In the listing below, pick out lines with "this".

Records that describe figures:
= = = =

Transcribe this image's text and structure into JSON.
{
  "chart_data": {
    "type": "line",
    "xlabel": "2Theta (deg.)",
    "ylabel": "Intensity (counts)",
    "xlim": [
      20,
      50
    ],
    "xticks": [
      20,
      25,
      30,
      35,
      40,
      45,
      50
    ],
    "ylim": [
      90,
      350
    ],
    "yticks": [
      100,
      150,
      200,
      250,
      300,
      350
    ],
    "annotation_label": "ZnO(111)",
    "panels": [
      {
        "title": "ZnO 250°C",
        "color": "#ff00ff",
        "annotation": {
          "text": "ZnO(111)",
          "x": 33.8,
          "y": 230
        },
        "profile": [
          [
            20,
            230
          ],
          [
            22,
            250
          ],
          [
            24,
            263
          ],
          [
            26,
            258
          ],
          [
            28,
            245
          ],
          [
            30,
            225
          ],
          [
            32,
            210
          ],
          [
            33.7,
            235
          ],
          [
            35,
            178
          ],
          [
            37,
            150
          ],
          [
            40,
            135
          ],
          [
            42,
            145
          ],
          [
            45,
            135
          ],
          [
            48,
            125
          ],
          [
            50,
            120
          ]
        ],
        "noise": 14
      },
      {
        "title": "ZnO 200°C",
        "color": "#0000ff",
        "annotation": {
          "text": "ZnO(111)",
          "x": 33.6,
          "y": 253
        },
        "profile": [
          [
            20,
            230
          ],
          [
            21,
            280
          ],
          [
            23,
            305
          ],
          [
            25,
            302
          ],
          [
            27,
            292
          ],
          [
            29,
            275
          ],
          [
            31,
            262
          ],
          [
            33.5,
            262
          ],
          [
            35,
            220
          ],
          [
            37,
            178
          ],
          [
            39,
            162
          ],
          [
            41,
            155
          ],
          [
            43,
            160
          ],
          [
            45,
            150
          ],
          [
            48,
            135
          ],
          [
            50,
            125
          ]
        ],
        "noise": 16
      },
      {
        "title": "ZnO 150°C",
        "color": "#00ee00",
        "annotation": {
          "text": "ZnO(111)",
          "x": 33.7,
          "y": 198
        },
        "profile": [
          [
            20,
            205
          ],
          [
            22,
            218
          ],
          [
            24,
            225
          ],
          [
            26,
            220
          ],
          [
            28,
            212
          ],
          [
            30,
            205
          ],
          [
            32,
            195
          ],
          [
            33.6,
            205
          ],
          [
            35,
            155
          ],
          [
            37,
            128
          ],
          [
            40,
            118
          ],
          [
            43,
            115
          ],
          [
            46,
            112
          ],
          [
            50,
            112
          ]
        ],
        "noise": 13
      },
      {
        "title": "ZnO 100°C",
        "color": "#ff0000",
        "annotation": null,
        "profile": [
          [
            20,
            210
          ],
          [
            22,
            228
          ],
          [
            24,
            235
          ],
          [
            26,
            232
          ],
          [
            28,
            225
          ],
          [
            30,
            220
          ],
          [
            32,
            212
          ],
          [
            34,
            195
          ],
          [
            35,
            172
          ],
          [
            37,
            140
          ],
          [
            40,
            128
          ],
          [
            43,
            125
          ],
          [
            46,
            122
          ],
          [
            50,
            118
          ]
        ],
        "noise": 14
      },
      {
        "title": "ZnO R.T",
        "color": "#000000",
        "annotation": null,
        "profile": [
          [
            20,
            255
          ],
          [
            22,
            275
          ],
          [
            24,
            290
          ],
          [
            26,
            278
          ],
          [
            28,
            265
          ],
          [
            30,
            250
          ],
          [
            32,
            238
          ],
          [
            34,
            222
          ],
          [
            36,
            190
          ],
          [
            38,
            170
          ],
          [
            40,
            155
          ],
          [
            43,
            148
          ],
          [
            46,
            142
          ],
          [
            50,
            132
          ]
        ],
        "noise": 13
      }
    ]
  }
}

= = = =

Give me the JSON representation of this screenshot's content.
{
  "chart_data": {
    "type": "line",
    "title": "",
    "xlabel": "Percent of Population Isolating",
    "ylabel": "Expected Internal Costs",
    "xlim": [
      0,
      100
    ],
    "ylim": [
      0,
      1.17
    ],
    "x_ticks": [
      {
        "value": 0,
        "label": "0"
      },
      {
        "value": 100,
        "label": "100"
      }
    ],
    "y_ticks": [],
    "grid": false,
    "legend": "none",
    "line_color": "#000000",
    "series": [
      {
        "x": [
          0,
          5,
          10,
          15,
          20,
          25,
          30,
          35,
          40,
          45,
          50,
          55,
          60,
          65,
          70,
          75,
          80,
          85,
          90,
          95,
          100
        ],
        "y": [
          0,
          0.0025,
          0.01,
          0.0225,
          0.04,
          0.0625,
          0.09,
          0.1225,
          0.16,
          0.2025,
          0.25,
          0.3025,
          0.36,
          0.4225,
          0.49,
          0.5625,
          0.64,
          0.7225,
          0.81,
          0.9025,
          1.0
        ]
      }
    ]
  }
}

= = = =

▶ [Correct result]
Transcribe this image's text and structure into JSON.
Give me the JSON representation of this screenshot's content.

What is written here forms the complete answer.